* START *
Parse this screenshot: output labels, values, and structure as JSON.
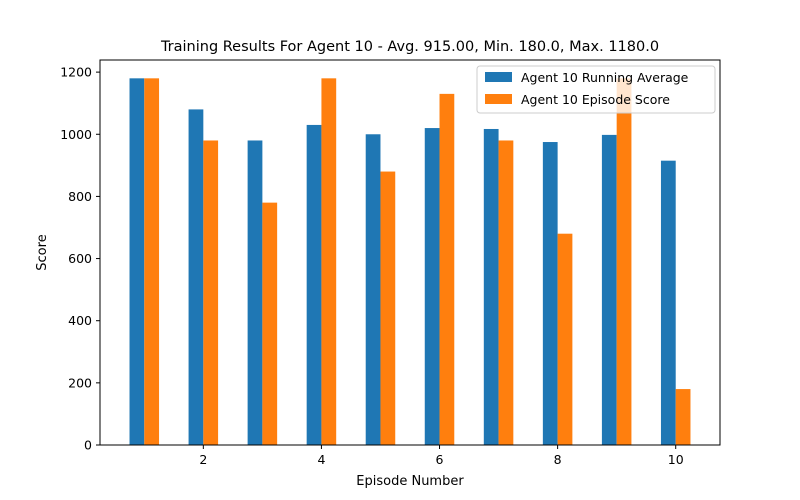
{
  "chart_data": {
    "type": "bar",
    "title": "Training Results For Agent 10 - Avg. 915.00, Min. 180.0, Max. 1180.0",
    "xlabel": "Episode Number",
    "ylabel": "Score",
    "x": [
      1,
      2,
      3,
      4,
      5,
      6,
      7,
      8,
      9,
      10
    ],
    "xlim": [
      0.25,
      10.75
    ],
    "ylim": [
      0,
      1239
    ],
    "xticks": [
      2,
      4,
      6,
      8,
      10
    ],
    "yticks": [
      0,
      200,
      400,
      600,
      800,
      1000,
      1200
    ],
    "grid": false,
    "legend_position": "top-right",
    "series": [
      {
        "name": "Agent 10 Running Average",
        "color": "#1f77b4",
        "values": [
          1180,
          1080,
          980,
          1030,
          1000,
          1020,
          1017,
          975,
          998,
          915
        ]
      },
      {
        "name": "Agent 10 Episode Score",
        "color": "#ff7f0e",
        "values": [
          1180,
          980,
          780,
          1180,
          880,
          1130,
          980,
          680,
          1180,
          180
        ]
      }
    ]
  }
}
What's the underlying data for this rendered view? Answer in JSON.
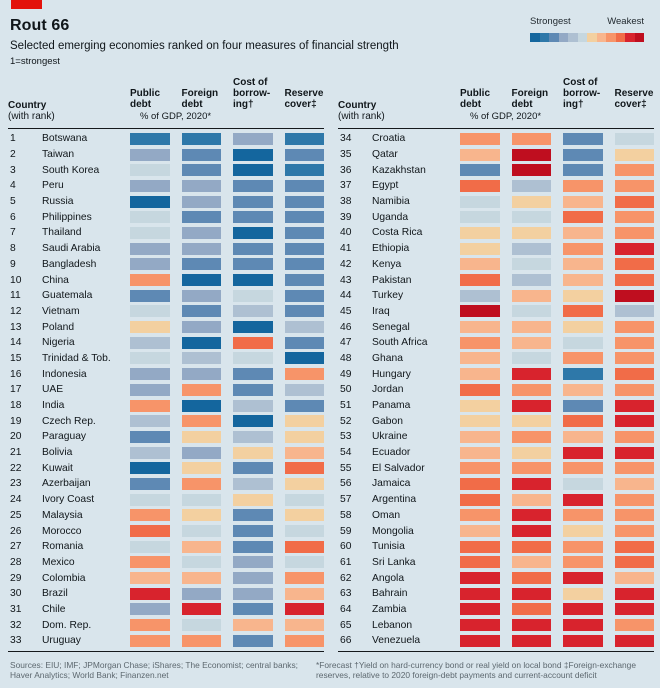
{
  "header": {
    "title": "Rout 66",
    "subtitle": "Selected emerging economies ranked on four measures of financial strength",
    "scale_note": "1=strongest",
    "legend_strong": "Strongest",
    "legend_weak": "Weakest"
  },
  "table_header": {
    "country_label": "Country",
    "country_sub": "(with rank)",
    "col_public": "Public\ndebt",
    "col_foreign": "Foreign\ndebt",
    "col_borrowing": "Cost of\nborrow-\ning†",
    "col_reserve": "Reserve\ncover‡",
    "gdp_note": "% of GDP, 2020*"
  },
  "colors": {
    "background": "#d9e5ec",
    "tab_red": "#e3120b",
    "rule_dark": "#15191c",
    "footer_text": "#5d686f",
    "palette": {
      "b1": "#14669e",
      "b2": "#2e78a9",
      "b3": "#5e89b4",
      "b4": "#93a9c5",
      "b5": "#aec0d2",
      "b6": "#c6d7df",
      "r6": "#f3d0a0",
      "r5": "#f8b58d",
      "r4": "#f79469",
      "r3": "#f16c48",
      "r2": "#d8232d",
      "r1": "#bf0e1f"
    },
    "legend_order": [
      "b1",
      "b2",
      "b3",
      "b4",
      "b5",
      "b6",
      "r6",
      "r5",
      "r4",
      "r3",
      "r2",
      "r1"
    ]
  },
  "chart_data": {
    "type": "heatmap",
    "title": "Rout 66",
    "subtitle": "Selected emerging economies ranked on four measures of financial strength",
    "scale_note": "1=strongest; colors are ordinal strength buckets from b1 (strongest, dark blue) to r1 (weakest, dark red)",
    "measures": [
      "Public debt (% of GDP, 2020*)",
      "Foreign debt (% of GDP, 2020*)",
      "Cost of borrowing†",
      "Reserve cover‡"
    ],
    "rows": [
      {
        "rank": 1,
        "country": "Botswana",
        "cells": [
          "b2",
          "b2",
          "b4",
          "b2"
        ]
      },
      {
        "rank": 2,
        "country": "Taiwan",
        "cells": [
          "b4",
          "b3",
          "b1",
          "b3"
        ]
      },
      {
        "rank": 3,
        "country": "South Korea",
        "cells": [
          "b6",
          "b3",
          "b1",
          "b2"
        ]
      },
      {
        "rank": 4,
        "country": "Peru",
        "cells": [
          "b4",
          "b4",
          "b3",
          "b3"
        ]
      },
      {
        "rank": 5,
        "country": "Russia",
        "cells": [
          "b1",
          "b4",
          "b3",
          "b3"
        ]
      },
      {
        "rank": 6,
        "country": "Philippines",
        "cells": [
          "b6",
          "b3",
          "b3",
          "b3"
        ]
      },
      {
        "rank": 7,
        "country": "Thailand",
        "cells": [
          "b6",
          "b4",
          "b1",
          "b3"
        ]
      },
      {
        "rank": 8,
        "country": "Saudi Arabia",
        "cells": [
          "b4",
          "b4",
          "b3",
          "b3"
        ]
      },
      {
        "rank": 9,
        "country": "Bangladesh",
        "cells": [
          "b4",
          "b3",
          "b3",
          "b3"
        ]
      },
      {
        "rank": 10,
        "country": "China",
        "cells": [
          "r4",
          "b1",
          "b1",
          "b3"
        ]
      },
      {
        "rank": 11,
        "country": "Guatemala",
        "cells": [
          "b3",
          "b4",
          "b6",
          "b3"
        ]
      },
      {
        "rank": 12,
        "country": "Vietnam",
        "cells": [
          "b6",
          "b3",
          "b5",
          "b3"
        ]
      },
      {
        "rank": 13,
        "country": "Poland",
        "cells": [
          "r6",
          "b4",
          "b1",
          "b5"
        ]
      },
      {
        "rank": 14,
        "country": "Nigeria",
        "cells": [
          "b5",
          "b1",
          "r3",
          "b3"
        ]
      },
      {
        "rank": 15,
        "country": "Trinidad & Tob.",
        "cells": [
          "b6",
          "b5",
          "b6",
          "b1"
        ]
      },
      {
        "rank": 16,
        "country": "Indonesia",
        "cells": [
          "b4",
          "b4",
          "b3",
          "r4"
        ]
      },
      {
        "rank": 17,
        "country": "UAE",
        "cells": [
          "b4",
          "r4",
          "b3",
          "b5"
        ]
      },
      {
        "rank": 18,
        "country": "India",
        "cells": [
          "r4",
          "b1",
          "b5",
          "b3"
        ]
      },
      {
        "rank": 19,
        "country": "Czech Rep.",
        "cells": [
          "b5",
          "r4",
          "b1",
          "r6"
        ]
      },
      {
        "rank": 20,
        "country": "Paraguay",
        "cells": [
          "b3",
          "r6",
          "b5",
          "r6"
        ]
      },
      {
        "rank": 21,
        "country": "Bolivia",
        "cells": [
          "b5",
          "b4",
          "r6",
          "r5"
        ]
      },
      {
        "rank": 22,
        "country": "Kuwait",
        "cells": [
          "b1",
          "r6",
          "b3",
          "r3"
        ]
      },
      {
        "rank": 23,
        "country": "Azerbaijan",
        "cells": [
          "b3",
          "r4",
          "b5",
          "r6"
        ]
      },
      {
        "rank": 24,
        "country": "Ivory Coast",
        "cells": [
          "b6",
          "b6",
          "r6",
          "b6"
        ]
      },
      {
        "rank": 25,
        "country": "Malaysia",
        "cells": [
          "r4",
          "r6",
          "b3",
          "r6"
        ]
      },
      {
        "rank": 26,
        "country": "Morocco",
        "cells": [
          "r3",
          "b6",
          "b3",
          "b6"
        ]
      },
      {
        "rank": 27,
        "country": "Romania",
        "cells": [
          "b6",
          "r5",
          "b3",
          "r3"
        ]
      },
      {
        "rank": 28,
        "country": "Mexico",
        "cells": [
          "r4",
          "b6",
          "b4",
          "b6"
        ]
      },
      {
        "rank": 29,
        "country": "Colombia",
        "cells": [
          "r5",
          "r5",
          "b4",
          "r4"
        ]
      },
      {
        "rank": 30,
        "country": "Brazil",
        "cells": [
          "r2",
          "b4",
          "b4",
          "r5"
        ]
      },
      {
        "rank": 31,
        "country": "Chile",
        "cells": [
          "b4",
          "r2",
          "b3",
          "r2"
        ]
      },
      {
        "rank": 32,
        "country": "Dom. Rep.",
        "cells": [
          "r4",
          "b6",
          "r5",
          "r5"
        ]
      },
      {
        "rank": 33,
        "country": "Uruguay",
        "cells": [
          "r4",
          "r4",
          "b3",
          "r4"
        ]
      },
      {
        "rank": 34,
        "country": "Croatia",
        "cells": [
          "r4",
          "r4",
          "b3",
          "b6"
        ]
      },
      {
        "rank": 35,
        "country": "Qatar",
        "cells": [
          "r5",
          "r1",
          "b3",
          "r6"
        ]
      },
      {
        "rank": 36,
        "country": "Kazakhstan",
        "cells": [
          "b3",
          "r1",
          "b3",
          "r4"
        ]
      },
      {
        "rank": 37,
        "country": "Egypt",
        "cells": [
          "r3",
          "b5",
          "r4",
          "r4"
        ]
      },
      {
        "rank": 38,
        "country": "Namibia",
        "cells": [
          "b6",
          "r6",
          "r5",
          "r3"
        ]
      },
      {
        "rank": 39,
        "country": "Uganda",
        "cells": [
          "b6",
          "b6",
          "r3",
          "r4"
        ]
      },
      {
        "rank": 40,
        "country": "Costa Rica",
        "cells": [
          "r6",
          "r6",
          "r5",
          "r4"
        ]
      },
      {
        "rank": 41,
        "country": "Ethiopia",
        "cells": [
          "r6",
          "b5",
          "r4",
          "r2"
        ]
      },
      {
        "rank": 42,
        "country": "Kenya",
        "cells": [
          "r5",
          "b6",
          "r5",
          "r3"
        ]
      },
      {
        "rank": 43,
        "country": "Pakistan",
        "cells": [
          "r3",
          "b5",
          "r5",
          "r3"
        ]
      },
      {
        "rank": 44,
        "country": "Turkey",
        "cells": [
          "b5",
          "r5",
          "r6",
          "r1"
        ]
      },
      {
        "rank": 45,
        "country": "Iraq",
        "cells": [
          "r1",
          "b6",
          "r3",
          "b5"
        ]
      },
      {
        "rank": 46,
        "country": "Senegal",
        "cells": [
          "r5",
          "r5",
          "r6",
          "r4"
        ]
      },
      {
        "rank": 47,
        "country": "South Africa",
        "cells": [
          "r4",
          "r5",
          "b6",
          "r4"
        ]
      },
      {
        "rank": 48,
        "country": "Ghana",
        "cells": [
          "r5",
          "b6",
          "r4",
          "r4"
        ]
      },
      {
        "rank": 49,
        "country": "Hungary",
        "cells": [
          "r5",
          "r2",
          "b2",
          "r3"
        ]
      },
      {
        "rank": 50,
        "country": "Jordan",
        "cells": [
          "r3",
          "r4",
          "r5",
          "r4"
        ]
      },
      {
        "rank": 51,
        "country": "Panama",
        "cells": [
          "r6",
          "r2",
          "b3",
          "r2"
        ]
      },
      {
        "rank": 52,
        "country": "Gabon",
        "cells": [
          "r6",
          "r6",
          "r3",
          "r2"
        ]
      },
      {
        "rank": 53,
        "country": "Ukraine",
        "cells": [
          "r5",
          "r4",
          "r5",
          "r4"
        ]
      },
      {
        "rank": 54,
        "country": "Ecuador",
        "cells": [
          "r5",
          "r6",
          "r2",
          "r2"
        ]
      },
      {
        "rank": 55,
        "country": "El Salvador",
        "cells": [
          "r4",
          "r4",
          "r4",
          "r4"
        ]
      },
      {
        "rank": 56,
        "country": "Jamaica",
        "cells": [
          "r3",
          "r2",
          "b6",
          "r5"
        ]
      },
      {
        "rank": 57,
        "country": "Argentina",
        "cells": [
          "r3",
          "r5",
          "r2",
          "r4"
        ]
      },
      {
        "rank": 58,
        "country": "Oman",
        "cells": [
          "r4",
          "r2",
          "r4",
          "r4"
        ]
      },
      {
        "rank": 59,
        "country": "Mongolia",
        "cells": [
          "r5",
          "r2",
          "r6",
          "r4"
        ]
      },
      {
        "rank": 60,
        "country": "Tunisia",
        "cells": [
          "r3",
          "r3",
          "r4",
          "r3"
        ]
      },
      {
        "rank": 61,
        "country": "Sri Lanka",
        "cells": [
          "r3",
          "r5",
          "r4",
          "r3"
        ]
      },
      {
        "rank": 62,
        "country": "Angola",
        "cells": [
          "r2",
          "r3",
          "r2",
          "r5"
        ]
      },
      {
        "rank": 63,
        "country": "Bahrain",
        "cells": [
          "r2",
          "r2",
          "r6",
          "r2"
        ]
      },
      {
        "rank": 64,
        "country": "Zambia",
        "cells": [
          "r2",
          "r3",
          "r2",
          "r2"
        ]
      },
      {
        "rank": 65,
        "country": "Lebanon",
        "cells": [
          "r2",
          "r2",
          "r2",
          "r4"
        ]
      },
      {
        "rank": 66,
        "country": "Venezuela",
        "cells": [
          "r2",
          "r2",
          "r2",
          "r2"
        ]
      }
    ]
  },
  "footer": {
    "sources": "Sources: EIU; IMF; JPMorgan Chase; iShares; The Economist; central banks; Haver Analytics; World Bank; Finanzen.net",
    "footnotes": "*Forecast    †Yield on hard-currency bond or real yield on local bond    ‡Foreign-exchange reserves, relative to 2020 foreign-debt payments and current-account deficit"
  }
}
* END *
**Exercise directions**:
Tell how many lines contain the word "Score", using only the number.

**Exercise solution**:
2